■ What is being asked ■
Check every line of the entries below for the word "roku", and copy the ones that have it.

=== Exercise inputs ===

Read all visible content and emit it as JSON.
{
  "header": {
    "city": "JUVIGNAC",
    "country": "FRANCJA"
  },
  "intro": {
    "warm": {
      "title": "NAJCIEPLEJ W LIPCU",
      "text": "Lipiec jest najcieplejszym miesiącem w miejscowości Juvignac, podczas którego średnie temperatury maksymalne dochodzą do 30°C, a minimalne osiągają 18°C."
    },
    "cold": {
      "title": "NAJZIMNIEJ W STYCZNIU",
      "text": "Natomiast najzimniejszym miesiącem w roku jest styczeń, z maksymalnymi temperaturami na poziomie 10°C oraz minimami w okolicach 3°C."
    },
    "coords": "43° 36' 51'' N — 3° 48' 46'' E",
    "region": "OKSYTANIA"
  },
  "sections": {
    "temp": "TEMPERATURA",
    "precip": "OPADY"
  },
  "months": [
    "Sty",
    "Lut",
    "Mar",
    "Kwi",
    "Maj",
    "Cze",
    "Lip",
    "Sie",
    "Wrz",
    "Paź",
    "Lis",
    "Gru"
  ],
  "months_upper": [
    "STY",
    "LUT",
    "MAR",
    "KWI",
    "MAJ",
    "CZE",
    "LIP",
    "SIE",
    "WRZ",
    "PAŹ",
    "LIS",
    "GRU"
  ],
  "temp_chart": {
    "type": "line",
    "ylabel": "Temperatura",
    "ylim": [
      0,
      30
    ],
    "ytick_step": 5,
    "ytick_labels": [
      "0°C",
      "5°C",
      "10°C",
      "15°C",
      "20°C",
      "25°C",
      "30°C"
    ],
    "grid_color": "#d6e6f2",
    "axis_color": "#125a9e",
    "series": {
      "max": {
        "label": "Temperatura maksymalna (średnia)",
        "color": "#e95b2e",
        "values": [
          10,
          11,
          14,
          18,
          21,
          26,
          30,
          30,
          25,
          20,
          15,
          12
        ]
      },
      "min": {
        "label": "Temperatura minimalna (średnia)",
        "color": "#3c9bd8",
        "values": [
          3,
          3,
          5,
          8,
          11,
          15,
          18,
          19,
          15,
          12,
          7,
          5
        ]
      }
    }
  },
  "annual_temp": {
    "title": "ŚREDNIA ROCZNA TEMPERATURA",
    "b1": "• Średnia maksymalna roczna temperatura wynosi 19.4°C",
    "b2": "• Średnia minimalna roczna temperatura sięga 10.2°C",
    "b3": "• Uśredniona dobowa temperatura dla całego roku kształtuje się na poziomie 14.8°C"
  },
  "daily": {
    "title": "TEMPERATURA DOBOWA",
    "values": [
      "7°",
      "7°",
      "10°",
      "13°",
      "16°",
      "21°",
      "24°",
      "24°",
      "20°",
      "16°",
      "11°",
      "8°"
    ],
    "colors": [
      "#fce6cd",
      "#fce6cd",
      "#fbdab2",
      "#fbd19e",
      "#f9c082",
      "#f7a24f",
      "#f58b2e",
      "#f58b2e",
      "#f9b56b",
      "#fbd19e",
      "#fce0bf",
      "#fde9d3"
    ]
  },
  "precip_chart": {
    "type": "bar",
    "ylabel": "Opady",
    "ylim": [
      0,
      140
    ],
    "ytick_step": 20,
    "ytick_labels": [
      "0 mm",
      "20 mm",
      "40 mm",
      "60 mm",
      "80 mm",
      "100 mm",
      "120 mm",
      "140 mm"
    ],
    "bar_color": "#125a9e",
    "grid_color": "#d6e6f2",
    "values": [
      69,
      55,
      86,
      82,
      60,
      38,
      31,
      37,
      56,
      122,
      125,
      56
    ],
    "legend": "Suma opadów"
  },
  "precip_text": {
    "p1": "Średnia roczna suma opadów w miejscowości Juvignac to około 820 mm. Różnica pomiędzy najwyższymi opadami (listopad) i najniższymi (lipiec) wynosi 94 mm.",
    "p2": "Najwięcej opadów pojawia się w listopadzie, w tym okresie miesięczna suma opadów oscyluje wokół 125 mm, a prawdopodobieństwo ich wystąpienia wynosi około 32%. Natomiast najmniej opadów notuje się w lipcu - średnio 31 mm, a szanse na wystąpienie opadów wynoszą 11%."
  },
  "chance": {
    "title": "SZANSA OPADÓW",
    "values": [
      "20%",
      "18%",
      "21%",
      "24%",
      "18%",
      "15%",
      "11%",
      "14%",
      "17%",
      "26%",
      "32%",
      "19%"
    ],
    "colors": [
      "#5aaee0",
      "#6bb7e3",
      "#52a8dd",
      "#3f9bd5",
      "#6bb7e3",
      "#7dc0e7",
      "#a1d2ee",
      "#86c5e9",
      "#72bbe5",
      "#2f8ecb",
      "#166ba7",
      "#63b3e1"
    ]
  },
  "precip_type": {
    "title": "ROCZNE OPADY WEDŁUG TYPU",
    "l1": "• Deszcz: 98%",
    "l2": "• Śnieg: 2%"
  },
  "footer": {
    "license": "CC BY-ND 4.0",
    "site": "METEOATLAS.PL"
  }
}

===
=== Exercise inputs ===

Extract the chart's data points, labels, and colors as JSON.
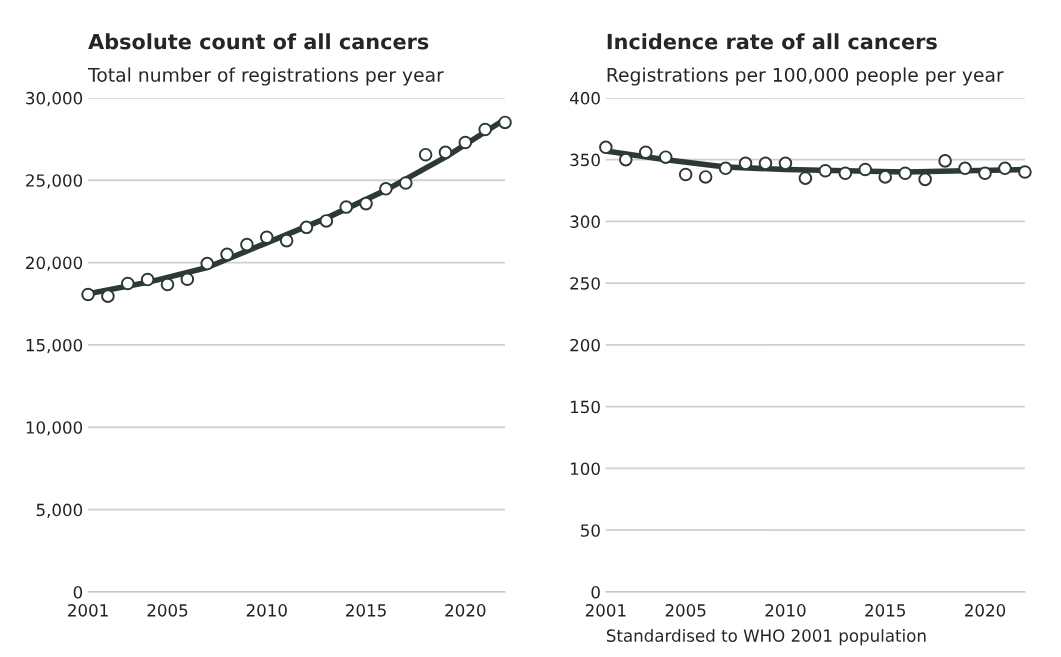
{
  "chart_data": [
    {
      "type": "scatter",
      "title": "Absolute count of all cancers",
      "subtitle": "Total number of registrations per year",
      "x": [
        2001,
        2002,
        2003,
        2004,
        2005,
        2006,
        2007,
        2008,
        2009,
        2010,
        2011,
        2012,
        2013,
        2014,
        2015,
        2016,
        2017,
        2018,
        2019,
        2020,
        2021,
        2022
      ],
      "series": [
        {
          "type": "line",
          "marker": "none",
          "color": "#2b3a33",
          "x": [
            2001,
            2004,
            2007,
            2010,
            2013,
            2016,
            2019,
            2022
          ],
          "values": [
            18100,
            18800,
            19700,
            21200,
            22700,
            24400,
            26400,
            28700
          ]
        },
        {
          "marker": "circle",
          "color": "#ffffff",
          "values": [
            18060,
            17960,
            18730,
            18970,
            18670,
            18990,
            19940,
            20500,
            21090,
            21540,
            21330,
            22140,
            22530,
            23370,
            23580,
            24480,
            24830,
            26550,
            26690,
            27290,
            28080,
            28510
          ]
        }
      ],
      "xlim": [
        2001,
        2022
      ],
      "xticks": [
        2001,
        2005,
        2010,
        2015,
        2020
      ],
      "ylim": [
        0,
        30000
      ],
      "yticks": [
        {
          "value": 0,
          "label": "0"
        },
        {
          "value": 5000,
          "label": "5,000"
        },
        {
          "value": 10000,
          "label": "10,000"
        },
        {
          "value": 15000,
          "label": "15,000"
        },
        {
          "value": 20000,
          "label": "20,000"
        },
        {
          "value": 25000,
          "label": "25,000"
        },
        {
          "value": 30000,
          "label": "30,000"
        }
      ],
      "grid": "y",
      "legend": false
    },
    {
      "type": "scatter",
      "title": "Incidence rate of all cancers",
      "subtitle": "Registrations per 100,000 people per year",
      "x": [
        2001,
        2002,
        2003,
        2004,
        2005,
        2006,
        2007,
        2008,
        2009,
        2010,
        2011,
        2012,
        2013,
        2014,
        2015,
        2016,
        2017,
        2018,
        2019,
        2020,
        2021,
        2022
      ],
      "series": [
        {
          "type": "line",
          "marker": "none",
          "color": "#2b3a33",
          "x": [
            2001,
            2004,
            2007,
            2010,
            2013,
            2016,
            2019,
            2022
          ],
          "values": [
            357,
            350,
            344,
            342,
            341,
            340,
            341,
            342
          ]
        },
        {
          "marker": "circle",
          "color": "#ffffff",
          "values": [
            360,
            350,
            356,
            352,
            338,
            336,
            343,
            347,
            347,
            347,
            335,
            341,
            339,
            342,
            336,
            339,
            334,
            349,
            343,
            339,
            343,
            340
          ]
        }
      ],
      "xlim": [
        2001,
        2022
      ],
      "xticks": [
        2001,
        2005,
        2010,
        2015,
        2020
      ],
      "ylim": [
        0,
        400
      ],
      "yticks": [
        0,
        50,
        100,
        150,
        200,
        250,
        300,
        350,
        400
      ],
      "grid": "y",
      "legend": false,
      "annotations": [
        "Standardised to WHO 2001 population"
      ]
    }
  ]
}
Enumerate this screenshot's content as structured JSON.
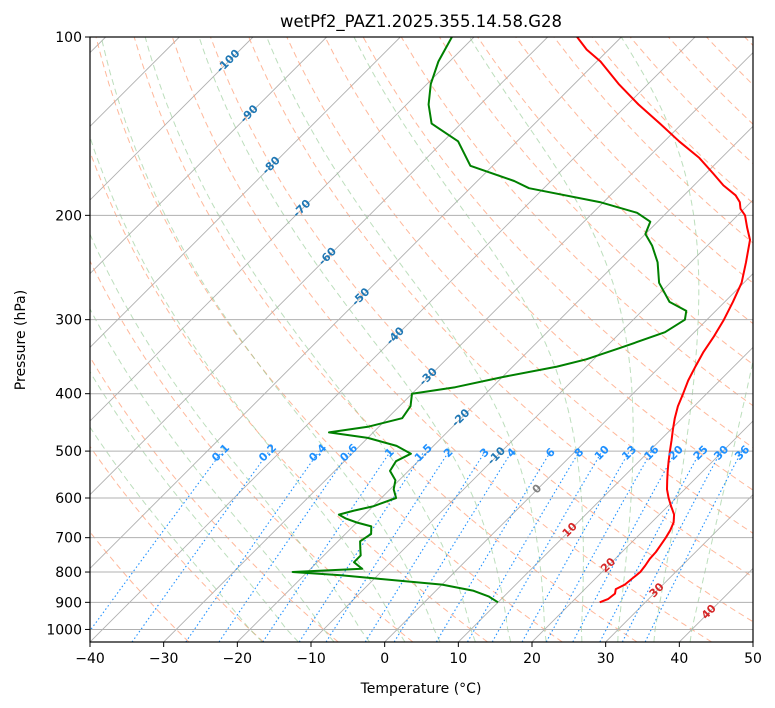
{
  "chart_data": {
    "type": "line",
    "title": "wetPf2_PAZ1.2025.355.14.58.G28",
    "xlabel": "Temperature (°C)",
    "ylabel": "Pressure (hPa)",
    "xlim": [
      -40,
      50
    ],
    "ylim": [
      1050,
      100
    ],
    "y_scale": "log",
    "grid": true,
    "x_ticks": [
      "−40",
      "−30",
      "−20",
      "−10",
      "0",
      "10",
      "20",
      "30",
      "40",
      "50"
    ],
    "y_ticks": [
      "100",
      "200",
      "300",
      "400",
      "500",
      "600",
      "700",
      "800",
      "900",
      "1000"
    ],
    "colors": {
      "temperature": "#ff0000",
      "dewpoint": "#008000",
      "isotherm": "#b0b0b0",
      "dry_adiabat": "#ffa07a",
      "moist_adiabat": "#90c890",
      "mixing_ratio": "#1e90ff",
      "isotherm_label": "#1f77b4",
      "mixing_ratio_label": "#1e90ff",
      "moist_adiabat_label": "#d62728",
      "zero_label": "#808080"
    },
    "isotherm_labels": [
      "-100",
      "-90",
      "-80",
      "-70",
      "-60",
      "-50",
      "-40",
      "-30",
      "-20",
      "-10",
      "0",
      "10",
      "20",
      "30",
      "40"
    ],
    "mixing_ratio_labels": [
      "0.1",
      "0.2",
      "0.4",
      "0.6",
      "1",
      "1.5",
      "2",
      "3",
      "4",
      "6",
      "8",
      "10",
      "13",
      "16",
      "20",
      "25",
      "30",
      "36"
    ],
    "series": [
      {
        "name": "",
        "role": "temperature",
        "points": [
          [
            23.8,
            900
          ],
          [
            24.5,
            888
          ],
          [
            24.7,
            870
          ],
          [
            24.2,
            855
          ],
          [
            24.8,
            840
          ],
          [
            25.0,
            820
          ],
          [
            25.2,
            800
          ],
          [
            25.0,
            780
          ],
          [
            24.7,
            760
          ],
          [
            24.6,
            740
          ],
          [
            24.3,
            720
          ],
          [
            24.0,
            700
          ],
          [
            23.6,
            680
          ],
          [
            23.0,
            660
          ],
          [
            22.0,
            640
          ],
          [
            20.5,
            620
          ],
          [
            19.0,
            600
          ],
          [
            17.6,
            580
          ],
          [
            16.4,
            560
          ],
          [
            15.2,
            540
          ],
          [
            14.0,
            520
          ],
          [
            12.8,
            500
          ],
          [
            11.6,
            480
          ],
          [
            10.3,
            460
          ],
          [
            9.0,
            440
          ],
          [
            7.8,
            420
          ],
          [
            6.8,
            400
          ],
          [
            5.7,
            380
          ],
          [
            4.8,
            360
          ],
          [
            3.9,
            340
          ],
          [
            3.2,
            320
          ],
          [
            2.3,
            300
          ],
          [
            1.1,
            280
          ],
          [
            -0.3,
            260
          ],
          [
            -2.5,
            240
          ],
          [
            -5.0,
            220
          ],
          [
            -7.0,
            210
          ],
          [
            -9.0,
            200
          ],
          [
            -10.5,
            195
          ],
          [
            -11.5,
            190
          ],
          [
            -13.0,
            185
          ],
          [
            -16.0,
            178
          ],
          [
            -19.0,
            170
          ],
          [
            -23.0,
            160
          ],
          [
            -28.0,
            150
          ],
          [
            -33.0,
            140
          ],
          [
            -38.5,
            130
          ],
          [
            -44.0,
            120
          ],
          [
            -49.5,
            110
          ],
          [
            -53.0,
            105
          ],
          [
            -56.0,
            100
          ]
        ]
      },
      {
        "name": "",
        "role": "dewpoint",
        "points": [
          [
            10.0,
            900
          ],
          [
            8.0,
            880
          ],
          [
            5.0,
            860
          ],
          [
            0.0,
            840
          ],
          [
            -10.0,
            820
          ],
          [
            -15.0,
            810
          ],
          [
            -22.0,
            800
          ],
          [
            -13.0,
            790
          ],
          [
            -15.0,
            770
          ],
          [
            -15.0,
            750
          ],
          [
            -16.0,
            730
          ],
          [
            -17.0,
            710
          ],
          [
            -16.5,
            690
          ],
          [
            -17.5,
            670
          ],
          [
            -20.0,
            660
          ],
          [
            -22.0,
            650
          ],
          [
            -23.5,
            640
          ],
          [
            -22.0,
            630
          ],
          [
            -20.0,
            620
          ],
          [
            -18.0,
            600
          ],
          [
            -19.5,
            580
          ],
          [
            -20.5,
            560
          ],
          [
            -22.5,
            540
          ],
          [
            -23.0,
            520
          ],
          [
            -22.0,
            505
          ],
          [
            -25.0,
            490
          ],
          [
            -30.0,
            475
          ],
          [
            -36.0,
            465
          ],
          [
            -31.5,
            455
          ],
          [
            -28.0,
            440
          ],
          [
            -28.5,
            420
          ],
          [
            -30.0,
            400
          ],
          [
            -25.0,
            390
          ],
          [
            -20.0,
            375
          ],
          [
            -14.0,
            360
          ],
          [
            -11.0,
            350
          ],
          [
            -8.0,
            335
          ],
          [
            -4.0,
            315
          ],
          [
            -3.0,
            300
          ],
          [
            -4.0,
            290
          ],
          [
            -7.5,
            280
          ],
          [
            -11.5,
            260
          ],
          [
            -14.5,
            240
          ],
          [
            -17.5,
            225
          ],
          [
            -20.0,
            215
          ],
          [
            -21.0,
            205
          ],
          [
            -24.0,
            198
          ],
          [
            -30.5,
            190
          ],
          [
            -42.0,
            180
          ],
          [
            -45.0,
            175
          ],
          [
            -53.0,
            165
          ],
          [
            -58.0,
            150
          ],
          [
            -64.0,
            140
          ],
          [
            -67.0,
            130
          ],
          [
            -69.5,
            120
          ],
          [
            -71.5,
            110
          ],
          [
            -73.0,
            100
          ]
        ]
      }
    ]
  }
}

===
=== Exercise inputs ===

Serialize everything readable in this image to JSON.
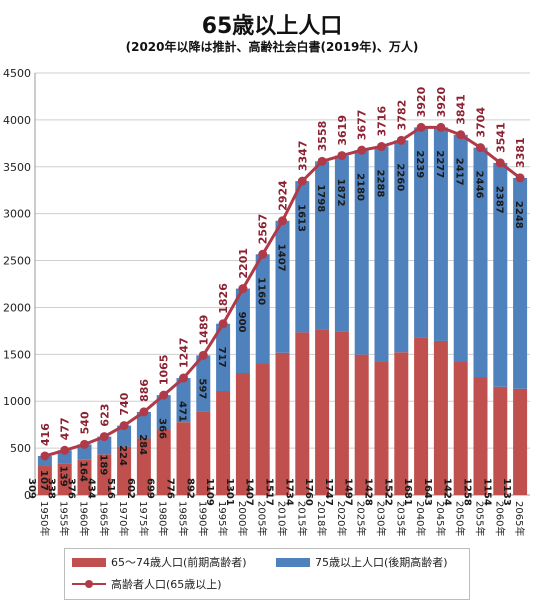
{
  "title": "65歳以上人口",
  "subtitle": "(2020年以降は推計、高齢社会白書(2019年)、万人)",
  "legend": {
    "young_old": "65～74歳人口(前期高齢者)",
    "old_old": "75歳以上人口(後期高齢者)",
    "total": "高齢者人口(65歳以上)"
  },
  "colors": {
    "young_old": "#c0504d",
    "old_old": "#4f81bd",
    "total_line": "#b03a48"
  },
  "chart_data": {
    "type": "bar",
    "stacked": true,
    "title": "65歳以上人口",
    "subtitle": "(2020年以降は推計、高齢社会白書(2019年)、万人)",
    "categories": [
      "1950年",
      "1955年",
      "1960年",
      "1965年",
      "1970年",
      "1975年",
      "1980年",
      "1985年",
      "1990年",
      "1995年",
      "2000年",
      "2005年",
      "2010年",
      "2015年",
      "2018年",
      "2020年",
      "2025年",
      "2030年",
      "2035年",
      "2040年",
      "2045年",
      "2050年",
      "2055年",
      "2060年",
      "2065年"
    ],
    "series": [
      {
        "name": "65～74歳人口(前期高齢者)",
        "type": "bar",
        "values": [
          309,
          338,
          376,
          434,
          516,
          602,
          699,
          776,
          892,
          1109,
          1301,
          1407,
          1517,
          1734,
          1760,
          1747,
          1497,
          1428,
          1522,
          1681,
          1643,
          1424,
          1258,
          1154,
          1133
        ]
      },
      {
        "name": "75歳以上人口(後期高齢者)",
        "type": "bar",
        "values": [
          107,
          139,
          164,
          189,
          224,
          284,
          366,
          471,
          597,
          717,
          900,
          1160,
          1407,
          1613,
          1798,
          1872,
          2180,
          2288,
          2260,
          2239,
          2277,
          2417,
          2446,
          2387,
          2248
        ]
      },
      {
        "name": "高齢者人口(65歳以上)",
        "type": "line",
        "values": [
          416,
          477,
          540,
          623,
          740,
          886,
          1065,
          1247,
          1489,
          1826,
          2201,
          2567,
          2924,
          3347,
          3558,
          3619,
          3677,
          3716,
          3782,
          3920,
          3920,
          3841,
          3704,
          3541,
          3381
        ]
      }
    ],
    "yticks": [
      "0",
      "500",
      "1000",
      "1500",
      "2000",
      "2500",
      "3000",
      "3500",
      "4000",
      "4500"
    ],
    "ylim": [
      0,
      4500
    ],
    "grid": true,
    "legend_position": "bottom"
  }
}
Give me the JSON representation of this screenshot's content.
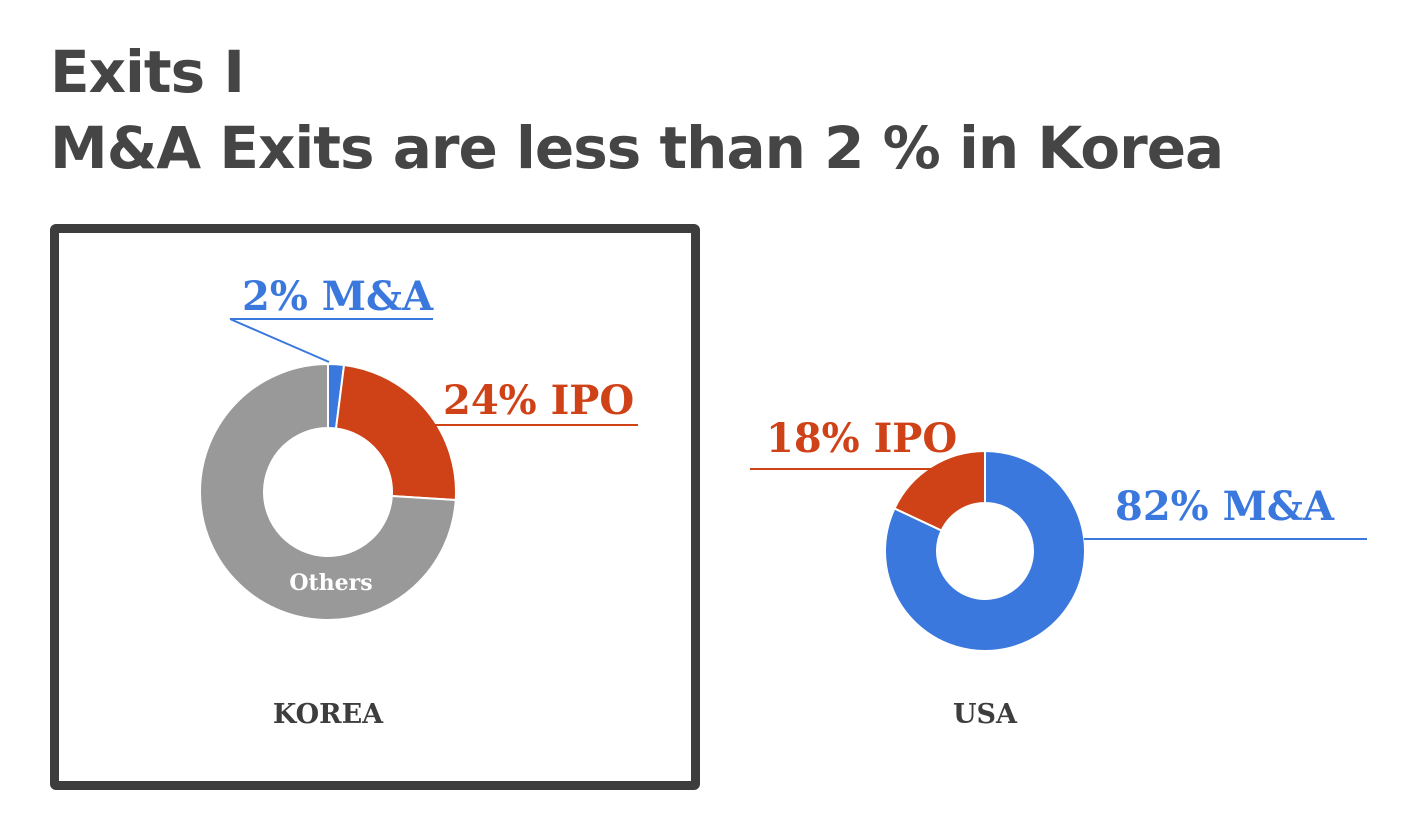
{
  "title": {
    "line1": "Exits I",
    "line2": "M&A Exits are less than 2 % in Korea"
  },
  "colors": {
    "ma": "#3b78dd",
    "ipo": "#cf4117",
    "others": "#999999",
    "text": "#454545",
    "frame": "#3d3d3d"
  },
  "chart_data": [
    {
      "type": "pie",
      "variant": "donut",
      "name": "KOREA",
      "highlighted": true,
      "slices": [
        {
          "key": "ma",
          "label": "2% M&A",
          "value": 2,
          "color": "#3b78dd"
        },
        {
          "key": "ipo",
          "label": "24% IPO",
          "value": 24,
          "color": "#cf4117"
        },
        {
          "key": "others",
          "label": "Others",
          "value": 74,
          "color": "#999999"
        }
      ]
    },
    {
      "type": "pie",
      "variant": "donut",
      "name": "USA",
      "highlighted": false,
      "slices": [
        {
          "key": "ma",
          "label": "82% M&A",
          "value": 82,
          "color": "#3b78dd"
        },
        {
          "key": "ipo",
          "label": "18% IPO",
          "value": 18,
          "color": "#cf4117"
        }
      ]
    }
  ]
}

===

■ Reply to the task ■
      "text": "Natomiast najzimniejszym miesiącem w roku jest styczeń, z maksymalnymi temperaturami na poziomie 10°C oraz minimami w okolicach 3°C."
    "b3": "• Uśredniona dobowa temperatura dla całego roku kształtuje się na poziomie 14.8°C"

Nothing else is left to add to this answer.